**Objective:**
Pull every line with the word "near" out of the entries below.

**Dataset extract:**
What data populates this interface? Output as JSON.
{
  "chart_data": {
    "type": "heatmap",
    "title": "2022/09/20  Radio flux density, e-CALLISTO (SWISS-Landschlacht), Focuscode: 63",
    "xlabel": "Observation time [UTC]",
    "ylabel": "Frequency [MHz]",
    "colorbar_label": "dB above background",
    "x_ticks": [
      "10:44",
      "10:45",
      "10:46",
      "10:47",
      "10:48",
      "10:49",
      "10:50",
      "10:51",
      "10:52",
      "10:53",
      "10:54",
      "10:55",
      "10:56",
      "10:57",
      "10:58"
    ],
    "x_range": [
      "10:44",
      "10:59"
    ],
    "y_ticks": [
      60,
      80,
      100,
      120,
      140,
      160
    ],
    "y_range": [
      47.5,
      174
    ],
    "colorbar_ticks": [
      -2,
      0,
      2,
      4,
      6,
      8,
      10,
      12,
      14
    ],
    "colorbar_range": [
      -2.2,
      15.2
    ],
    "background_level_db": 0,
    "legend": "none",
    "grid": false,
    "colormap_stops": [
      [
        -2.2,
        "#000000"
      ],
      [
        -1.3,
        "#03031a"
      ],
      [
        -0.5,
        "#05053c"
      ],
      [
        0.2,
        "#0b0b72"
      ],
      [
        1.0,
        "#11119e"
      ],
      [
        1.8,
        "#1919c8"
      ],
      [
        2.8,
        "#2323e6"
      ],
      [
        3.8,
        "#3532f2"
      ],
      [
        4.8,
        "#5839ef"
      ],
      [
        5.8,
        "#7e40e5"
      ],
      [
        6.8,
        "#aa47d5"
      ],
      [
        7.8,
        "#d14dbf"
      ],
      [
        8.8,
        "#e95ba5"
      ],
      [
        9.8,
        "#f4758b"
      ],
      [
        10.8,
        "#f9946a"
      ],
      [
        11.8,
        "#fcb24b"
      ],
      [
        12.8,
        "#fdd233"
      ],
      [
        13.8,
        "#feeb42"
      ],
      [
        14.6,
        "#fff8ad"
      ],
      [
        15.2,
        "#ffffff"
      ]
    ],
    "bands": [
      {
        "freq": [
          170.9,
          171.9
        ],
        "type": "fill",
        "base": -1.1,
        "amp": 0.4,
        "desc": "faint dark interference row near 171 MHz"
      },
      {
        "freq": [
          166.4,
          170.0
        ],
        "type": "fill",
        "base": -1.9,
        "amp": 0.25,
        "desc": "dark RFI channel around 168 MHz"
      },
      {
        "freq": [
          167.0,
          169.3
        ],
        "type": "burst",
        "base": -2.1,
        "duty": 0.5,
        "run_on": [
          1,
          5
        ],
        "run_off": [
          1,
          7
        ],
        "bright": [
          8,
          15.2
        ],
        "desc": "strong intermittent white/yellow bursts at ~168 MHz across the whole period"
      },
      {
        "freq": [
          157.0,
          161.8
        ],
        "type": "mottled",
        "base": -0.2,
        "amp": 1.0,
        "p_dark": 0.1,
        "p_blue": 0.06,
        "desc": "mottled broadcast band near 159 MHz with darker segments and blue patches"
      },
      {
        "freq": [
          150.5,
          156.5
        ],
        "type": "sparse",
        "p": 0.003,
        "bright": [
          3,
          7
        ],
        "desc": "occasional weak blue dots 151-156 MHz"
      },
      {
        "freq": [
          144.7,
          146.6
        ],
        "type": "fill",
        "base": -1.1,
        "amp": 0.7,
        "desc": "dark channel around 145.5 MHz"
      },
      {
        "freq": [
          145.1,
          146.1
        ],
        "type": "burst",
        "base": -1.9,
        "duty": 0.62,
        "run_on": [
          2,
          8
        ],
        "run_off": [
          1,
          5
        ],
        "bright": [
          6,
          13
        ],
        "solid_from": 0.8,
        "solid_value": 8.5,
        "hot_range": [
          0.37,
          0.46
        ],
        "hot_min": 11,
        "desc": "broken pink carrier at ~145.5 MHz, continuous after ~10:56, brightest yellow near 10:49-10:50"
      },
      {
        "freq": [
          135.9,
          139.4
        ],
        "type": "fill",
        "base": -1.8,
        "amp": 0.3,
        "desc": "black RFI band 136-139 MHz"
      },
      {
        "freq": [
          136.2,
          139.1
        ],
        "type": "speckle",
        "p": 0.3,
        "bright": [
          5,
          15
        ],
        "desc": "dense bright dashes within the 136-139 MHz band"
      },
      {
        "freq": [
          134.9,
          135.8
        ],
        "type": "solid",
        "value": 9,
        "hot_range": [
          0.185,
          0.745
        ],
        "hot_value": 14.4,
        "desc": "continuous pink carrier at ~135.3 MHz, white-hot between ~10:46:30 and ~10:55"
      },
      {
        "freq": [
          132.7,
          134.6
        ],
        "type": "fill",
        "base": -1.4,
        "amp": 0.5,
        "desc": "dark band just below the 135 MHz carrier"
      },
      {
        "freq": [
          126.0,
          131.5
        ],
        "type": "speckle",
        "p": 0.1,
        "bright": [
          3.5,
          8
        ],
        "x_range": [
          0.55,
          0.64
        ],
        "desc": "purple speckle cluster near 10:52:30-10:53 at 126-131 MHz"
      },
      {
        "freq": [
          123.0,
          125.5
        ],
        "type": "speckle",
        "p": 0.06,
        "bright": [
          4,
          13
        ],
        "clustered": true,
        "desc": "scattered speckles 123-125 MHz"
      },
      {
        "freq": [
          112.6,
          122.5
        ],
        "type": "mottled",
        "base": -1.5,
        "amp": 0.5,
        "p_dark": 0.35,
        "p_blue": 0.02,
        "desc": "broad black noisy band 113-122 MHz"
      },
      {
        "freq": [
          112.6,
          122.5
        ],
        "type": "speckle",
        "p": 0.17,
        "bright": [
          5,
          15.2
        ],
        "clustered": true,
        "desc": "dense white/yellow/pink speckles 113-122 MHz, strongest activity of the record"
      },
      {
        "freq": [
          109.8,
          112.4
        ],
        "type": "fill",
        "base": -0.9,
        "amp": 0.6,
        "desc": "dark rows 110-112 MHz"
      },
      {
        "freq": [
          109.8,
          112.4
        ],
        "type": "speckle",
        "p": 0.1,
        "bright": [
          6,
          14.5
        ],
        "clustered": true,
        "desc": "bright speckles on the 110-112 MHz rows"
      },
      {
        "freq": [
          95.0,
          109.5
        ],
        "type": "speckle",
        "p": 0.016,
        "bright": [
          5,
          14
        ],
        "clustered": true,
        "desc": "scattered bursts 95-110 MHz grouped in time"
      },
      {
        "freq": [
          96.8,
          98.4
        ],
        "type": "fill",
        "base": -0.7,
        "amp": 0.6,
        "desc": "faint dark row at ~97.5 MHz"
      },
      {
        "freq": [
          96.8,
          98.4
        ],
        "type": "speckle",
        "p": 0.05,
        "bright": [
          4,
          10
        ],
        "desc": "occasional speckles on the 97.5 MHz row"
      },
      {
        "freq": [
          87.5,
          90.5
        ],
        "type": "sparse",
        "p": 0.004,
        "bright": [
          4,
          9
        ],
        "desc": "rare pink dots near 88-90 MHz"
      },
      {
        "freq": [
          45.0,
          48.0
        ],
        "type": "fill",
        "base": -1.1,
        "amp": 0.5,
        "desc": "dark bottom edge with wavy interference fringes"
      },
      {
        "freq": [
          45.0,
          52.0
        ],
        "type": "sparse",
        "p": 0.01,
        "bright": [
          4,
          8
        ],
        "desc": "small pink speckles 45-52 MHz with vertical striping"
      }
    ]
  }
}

**Task output:**
        "desc": "faint dark interference row near 171 MHz"
        "desc": "mottled broadcast band near 159 MHz with darker segments and blue patches"
        "desc": "broken pink carrier at ~145.5 MHz, continuous after ~10:56, brightest yellow near 10:49-10:50"
        "desc": "purple speckle cluster near 10:52:30-10:53 at 126-131 MHz"
        "desc": "rare pink dots near 88-90 MHz"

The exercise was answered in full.